+++ MATERIAL PROVIDED
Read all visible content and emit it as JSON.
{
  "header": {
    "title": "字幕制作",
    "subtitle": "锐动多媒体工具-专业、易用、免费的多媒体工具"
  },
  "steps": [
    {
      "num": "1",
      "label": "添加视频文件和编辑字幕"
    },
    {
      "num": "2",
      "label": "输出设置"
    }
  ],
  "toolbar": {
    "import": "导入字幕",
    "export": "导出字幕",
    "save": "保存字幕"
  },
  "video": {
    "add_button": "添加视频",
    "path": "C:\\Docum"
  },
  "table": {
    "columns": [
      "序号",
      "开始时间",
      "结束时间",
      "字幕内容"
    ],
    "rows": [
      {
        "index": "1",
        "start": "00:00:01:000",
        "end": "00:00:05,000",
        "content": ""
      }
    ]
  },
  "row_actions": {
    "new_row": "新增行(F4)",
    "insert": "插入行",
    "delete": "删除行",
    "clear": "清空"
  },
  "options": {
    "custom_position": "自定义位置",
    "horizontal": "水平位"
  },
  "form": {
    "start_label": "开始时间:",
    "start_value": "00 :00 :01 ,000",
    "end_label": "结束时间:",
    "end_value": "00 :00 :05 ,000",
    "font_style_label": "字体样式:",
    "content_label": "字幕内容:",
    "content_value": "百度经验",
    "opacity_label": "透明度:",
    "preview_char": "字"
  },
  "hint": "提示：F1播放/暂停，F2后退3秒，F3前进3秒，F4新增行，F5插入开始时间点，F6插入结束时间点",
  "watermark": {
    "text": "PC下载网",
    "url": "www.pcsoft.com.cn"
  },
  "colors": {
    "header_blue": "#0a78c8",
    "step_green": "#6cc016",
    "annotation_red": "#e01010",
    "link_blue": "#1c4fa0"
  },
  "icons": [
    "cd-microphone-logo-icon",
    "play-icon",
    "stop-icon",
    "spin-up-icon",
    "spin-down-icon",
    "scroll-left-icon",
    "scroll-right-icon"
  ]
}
++++++
## STATED GOAL
Exactly reproduce all of the entries above.

## ANSWER TO THIS EXERCISE
Read all visible content and emit it as JSON.
{
  "header": {
    "title": "字幕制作",
    "subtitle": "锐动多媒体工具-专业、易用、免费的多媒体工具"
  },
  "steps": [
    {
      "num": "1",
      "label": "添加视频文件和编辑字幕"
    },
    {
      "num": "2",
      "label": "输出设置"
    }
  ],
  "toolbar": {
    "import": "导入字幕",
    "export": "导出字幕",
    "save": "保存字幕"
  },
  "video": {
    "add_button": "添加视频",
    "path": "C:\\Docum"
  },
  "table": {
    "columns": [
      "序号",
      "开始时间",
      "结束时间",
      "字幕内容"
    ],
    "rows": [
      {
        "index": "1",
        "start": "00:00:01:000",
        "end": "00:00:05,000",
        "content": ""
      }
    ]
  },
  "row_actions": {
    "new_row": "新增行(F4)",
    "insert": "插入行",
    "delete": "删除行",
    "clear": "清空"
  },
  "options": {
    "custom_position": "自定义位置",
    "horizontal": "水平位"
  },
  "form": {
    "start_label": "开始时间:",
    "start_value": "00 :00 :01 ,000",
    "end_label": "结束时间:",
    "end_value": "00 :00 :05 ,000",
    "font_style_label": "字体样式:",
    "content_label": "字幕内容:",
    "content_value": "百度经验",
    "opacity_label": "透明度:",
    "preview_char": "字"
  },
  "hint": "提示：F1播放/暂停，F2后退3秒，F3前进3秒，F4新增行，F5插入开始时间点，F6插入结束时间点",
  "watermark": {
    "text": "PC下载网",
    "url": "www.pcsoft.com.cn"
  },
  "colors": {
    "header_blue": "#0a78c8",
    "step_green": "#6cc016",
    "annotation_red": "#e01010",
    "link_blue": "#1c4fa0"
  },
  "icons": [
    "cd-microphone-logo-icon",
    "play-icon",
    "stop-icon",
    "spin-up-icon",
    "spin-down-icon",
    "scroll-left-icon",
    "scroll-right-icon"
  ]
}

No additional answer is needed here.